# [What this task involves]
Within the material below, find each line bearing the word "content" and present it.

# [Dataset records]
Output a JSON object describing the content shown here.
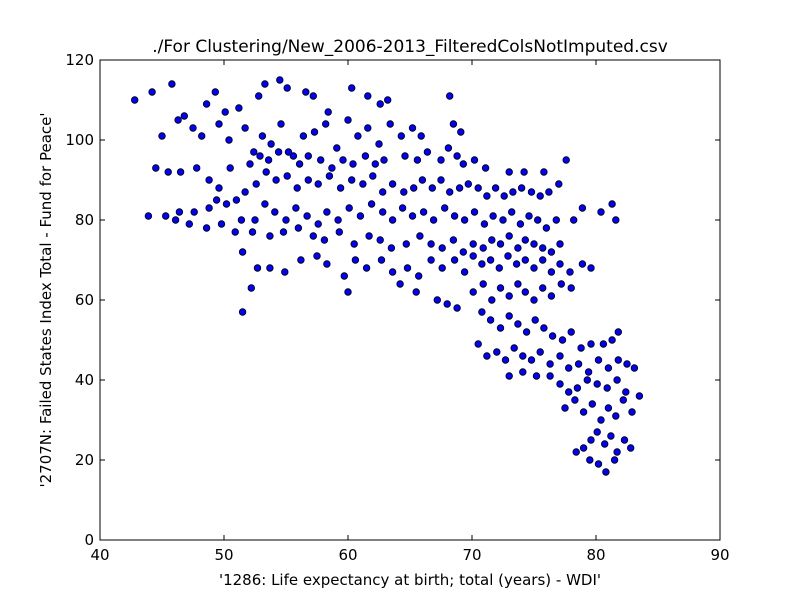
{
  "chart_data": {
    "type": "scatter",
    "title": "./For Clustering/New_2006-2013_FilteredColsNotImputed.csv",
    "xlabel": "'1286: Life expectancy at birth; total  (years) - WDI'",
    "ylabel": "'2707N: Failed States Index Total - Fund for Peace'",
    "xlim": [
      40,
      90
    ],
    "ylim": [
      0,
      120
    ],
    "xticks": [
      40,
      50,
      60,
      70,
      80,
      90
    ],
    "yticks": [
      0,
      20,
      40,
      60,
      80,
      100,
      120
    ],
    "grid": false,
    "marker_color": "#0000ff",
    "marker_edge": "#000000",
    "points": [
      [
        42.8,
        110
      ],
      [
        44.2,
        112
      ],
      [
        45.8,
        114
      ],
      [
        46.3,
        105
      ],
      [
        47.5,
        103
      ],
      [
        48.6,
        109
      ],
      [
        49.3,
        112
      ],
      [
        50.1,
        107
      ],
      [
        51.2,
        108
      ],
      [
        52.8,
        111
      ],
      [
        53.3,
        114
      ],
      [
        54.5,
        115
      ],
      [
        55.1,
        113
      ],
      [
        56.6,
        112
      ],
      [
        57.2,
        111
      ],
      [
        58.4,
        107
      ],
      [
        60.3,
        113
      ],
      [
        61.6,
        111
      ],
      [
        62.6,
        109
      ],
      [
        63.2,
        110
      ],
      [
        68.2,
        111
      ],
      [
        45.0,
        101
      ],
      [
        46.8,
        106
      ],
      [
        48.2,
        101
      ],
      [
        49.6,
        104
      ],
      [
        50.4,
        100
      ],
      [
        51.7,
        103
      ],
      [
        52.4,
        97
      ],
      [
        53.1,
        101
      ],
      [
        53.8,
        99
      ],
      [
        54.6,
        104
      ],
      [
        55.6,
        96
      ],
      [
        56.4,
        101
      ],
      [
        57.3,
        102
      ],
      [
        58.2,
        104
      ],
      [
        59.1,
        98
      ],
      [
        60.0,
        105
      ],
      [
        60.8,
        101
      ],
      [
        61.6,
        103
      ],
      [
        62.5,
        99
      ],
      [
        63.4,
        104
      ],
      [
        64.3,
        101
      ],
      [
        65.2,
        103
      ],
      [
        65.9,
        101
      ],
      [
        68.5,
        104
      ],
      [
        69.1,
        102
      ],
      [
        44.5,
        93
      ],
      [
        45.5,
        92
      ],
      [
        46.5,
        92
      ],
      [
        47.8,
        93
      ],
      [
        48.8,
        90
      ],
      [
        50.5,
        93
      ],
      [
        52.1,
        94
      ],
      [
        52.9,
        96
      ],
      [
        53.6,
        95
      ],
      [
        54.4,
        97
      ],
      [
        55.2,
        97
      ],
      [
        56.1,
        94
      ],
      [
        56.8,
        96
      ],
      [
        57.8,
        95
      ],
      [
        58.7,
        93
      ],
      [
        59.6,
        95
      ],
      [
        60.4,
        94
      ],
      [
        61.4,
        96
      ],
      [
        62.2,
        94
      ],
      [
        62.9,
        95
      ],
      [
        64.6,
        96
      ],
      [
        65.6,
        95
      ],
      [
        66.4,
        97
      ],
      [
        67.5,
        95
      ],
      [
        68.1,
        98
      ],
      [
        68.8,
        96
      ],
      [
        69.3,
        94
      ],
      [
        70.2,
        95
      ],
      [
        71.1,
        93
      ],
      [
        73.0,
        92
      ],
      [
        74.2,
        92
      ],
      [
        75.8,
        92
      ],
      [
        77.6,
        95
      ],
      [
        49.6,
        88
      ],
      [
        51.0,
        85
      ],
      [
        51.7,
        87
      ],
      [
        52.6,
        89
      ],
      [
        53.4,
        92
      ],
      [
        54.2,
        90
      ],
      [
        55.1,
        91
      ],
      [
        55.9,
        88
      ],
      [
        56.8,
        90
      ],
      [
        57.6,
        89
      ],
      [
        58.5,
        91
      ],
      [
        59.4,
        88
      ],
      [
        60.3,
        90
      ],
      [
        61.2,
        89
      ],
      [
        62.0,
        91
      ],
      [
        62.8,
        87
      ],
      [
        63.6,
        89
      ],
      [
        64.5,
        87
      ],
      [
        65.3,
        88
      ],
      [
        66.0,
        90
      ],
      [
        66.8,
        88
      ],
      [
        67.5,
        90
      ],
      [
        68.2,
        87
      ],
      [
        69.0,
        88
      ],
      [
        69.7,
        89
      ],
      [
        70.5,
        88
      ],
      [
        71.2,
        86
      ],
      [
        71.9,
        88
      ],
      [
        72.6,
        86
      ],
      [
        73.3,
        87
      ],
      [
        74.0,
        88
      ],
      [
        74.8,
        87
      ],
      [
        75.5,
        86
      ],
      [
        76.2,
        87
      ],
      [
        77.0,
        89
      ],
      [
        43.9,
        81
      ],
      [
        45.3,
        81
      ],
      [
        46.4,
        82
      ],
      [
        47.6,
        82
      ],
      [
        48.8,
        83
      ],
      [
        49.4,
        85
      ],
      [
        50.2,
        84
      ],
      [
        51.4,
        80
      ],
      [
        52.5,
        80
      ],
      [
        53.3,
        84
      ],
      [
        54.1,
        82
      ],
      [
        55.0,
        80
      ],
      [
        55.8,
        83
      ],
      [
        56.7,
        81
      ],
      [
        57.6,
        79
      ],
      [
        58.3,
        82
      ],
      [
        59.2,
        80
      ],
      [
        60.1,
        83
      ],
      [
        61.0,
        81
      ],
      [
        61.9,
        84
      ],
      [
        62.8,
        82
      ],
      [
        63.6,
        80
      ],
      [
        64.4,
        83
      ],
      [
        65.2,
        81
      ],
      [
        66.1,
        82
      ],
      [
        66.9,
        80
      ],
      [
        67.8,
        83
      ],
      [
        68.6,
        81
      ],
      [
        69.4,
        80
      ],
      [
        70.2,
        82
      ],
      [
        71.0,
        79
      ],
      [
        71.7,
        81
      ],
      [
        72.5,
        80
      ],
      [
        73.2,
        82
      ],
      [
        73.9,
        79
      ],
      [
        74.6,
        81
      ],
      [
        75.3,
        80
      ],
      [
        76.0,
        78
      ],
      [
        76.8,
        80
      ],
      [
        78.2,
        80
      ],
      [
        78.9,
        83
      ],
      [
        80.4,
        82
      ],
      [
        81.3,
        84
      ],
      [
        81.6,
        80
      ],
      [
        46.1,
        80
      ],
      [
        47.2,
        79
      ],
      [
        48.6,
        78
      ],
      [
        49.8,
        79
      ],
      [
        50.9,
        77
      ],
      [
        52.3,
        77
      ],
      [
        53.7,
        76
      ],
      [
        54.8,
        77
      ],
      [
        56.0,
        78
      ],
      [
        57.2,
        76
      ],
      [
        58.1,
        75
      ],
      [
        59.3,
        77
      ],
      [
        60.5,
        74
      ],
      [
        61.7,
        76
      ],
      [
        62.6,
        75
      ],
      [
        63.5,
        73
      ],
      [
        64.7,
        74
      ],
      [
        65.8,
        76
      ],
      [
        66.7,
        74
      ],
      [
        67.6,
        73
      ],
      [
        68.5,
        75
      ],
      [
        69.3,
        72
      ],
      [
        70.1,
        74
      ],
      [
        70.9,
        73
      ],
      [
        71.6,
        75
      ],
      [
        72.3,
        74
      ],
      [
        73.0,
        76
      ],
      [
        73.7,
        73
      ],
      [
        74.3,
        75
      ],
      [
        75.0,
        74
      ],
      [
        75.7,
        73
      ],
      [
        76.4,
        72
      ],
      [
        77.1,
        74
      ],
      [
        51.5,
        72
      ],
      [
        52.7,
        68
      ],
      [
        53.7,
        68
      ],
      [
        54.9,
        67
      ],
      [
        56.2,
        70
      ],
      [
        57.5,
        71
      ],
      [
        58.3,
        69
      ],
      [
        59.7,
        66
      ],
      [
        60.6,
        70
      ],
      [
        61.5,
        68
      ],
      [
        62.7,
        70
      ],
      [
        63.6,
        67
      ],
      [
        64.8,
        68
      ],
      [
        65.7,
        66
      ],
      [
        66.7,
        70
      ],
      [
        67.6,
        68
      ],
      [
        68.6,
        70
      ],
      [
        69.4,
        67
      ],
      [
        70.1,
        71
      ],
      [
        70.8,
        69
      ],
      [
        71.5,
        70
      ],
      [
        72.2,
        68
      ],
      [
        72.9,
        71
      ],
      [
        73.6,
        69
      ],
      [
        74.3,
        70
      ],
      [
        75.0,
        68
      ],
      [
        75.7,
        70
      ],
      [
        76.4,
        67
      ],
      [
        77.1,
        69
      ],
      [
        77.9,
        67
      ],
      [
        78.9,
        69
      ],
      [
        79.6,
        68
      ],
      [
        51.5,
        57
      ],
      [
        52.2,
        63
      ],
      [
        60.0,
        62
      ],
      [
        64.2,
        64
      ],
      [
        65.5,
        62
      ],
      [
        67.2,
        60
      ],
      [
        68.0,
        59
      ],
      [
        68.8,
        58
      ],
      [
        70.1,
        62
      ],
      [
        70.9,
        64
      ],
      [
        71.6,
        60
      ],
      [
        72.3,
        63
      ],
      [
        73.0,
        61
      ],
      [
        73.7,
        64
      ],
      [
        74.3,
        62
      ],
      [
        75.0,
        60
      ],
      [
        75.7,
        63
      ],
      [
        76.4,
        61
      ],
      [
        77.2,
        64
      ],
      [
        78.0,
        63
      ],
      [
        70.8,
        57
      ],
      [
        71.5,
        55
      ],
      [
        72.3,
        53
      ],
      [
        73.0,
        56
      ],
      [
        73.7,
        54
      ],
      [
        74.4,
        52
      ],
      [
        75.1,
        55
      ],
      [
        75.8,
        53
      ],
      [
        76.5,
        51
      ],
      [
        77.3,
        50
      ],
      [
        78.0,
        52
      ],
      [
        78.8,
        48
      ],
      [
        79.6,
        49
      ],
      [
        80.6,
        49
      ],
      [
        81.3,
        50
      ],
      [
        81.8,
        52
      ],
      [
        70.5,
        49
      ],
      [
        71.2,
        46
      ],
      [
        72.0,
        47
      ],
      [
        72.7,
        45
      ],
      [
        73.4,
        48
      ],
      [
        74.1,
        46
      ],
      [
        74.8,
        45
      ],
      [
        75.5,
        47
      ],
      [
        76.3,
        44
      ],
      [
        77.1,
        46
      ],
      [
        77.8,
        43
      ],
      [
        78.6,
        44
      ],
      [
        79.4,
        42
      ],
      [
        80.2,
        45
      ],
      [
        81.0,
        43
      ],
      [
        81.8,
        45
      ],
      [
        82.5,
        44
      ],
      [
        83.1,
        43
      ],
      [
        73.0,
        41
      ],
      [
        74.1,
        42
      ],
      [
        75.2,
        41
      ],
      [
        76.3,
        41
      ],
      [
        77.1,
        39
      ],
      [
        77.8,
        37
      ],
      [
        78.5,
        38
      ],
      [
        79.3,
        40
      ],
      [
        80.1,
        39
      ],
      [
        80.9,
        38
      ],
      [
        81.7,
        40
      ],
      [
        82.4,
        37
      ],
      [
        77.5,
        33
      ],
      [
        78.3,
        35
      ],
      [
        79.0,
        32
      ],
      [
        79.7,
        34
      ],
      [
        80.4,
        30
      ],
      [
        81.0,
        33
      ],
      [
        81.6,
        31
      ],
      [
        82.2,
        35
      ],
      [
        82.9,
        32
      ],
      [
        83.5,
        36
      ],
      [
        78.4,
        22
      ],
      [
        79.0,
        23
      ],
      [
        79.6,
        25
      ],
      [
        80.1,
        27
      ],
      [
        80.7,
        24
      ],
      [
        81.2,
        26
      ],
      [
        81.7,
        22
      ],
      [
        82.3,
        25
      ],
      [
        82.8,
        23
      ],
      [
        80.2,
        19
      ],
      [
        80.8,
        17
      ],
      [
        81.5,
        20
      ],
      [
        79.5,
        20
      ]
    ]
  }
}
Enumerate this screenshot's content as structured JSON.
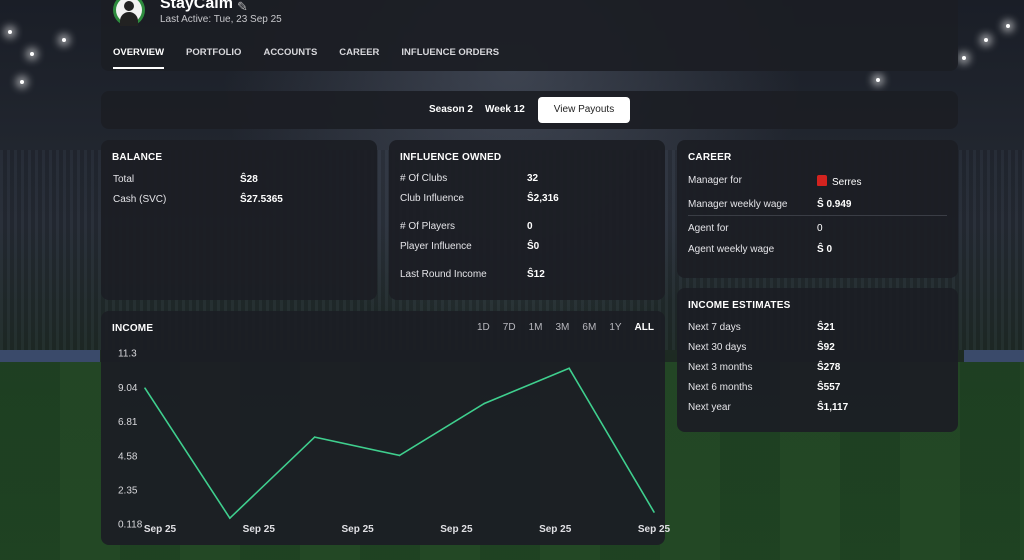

# [Solution to this exercise]
Output a JSON object describing the content shown here.
Enumerate this screenshot's content as structured JSON.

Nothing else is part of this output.